Dataset content:
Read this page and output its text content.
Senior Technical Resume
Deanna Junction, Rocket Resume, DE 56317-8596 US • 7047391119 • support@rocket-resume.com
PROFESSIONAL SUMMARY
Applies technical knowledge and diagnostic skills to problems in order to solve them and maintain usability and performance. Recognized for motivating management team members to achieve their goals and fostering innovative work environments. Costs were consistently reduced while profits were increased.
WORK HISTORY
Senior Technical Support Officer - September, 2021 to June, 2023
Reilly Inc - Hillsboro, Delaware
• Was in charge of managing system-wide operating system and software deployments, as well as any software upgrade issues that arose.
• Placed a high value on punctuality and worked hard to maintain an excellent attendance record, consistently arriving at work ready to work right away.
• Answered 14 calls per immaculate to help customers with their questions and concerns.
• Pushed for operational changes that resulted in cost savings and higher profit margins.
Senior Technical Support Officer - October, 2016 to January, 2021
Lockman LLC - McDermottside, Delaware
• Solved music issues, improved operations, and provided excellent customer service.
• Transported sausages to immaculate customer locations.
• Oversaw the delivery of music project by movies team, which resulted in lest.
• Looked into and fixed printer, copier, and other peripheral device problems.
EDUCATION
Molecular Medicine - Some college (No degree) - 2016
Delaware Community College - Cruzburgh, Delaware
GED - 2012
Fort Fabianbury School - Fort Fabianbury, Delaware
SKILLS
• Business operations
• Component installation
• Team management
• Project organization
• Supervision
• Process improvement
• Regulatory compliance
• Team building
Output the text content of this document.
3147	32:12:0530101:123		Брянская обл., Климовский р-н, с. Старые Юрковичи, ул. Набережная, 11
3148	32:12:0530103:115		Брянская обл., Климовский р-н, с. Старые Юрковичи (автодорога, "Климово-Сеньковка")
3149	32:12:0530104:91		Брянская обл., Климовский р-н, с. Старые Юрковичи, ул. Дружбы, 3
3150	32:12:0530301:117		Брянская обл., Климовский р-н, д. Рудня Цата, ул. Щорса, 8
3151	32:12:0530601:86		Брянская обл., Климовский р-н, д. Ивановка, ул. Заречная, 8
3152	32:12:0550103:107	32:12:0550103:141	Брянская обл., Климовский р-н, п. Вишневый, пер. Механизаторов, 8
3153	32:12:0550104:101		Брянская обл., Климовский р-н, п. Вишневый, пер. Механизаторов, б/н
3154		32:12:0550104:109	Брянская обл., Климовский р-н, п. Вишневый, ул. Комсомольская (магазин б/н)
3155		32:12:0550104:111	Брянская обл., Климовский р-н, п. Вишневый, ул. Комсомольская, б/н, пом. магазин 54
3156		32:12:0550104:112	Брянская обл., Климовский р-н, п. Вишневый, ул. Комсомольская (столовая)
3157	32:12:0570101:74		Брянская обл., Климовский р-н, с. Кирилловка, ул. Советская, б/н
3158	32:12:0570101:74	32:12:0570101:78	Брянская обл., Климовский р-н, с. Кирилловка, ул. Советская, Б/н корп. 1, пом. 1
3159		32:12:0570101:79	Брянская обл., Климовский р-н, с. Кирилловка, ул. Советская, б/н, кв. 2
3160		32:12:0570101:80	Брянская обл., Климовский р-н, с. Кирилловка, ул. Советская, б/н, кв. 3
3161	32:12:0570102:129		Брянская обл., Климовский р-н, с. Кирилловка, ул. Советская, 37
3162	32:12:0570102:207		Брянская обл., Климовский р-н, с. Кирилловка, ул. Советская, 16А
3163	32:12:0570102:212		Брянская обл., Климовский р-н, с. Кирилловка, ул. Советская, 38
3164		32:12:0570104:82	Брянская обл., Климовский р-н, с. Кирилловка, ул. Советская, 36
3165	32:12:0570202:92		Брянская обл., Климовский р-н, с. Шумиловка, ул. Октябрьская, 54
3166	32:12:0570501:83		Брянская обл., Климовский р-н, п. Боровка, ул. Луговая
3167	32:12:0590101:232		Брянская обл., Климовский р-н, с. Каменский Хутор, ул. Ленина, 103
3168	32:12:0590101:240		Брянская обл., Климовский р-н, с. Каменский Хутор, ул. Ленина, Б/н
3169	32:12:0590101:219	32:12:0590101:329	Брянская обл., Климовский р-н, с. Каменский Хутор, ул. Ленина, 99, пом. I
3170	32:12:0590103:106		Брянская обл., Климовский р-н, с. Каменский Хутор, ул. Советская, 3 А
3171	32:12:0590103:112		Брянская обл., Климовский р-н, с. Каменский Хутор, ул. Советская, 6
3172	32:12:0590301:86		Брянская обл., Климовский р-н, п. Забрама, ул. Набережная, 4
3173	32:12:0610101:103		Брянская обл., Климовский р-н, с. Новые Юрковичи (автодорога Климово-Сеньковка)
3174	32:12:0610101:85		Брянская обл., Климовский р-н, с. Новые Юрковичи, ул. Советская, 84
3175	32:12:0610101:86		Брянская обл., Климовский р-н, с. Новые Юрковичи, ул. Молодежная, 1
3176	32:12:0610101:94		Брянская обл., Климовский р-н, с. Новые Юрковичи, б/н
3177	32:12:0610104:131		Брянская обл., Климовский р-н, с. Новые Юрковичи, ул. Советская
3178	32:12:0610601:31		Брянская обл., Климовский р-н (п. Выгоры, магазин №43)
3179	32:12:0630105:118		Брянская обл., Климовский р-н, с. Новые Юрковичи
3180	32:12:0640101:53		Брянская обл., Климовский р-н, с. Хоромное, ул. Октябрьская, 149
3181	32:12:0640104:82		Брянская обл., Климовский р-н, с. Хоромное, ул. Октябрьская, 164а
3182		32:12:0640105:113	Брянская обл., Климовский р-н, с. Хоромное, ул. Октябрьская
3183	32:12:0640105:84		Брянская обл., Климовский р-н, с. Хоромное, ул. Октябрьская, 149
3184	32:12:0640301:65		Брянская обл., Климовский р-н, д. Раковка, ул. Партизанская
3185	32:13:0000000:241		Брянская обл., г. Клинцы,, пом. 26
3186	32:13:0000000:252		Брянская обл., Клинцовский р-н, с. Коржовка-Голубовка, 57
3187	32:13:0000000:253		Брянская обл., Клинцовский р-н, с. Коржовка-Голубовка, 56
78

What to produce:
Filter the entries down to the lines with the word "issues" in them.

Answer to this problem:
• Was in charge of managing system-wide operating system and software deployments, as well as any software upgrade issues that arose.
• Solved music issues, improved operations, and provided excellent customer service.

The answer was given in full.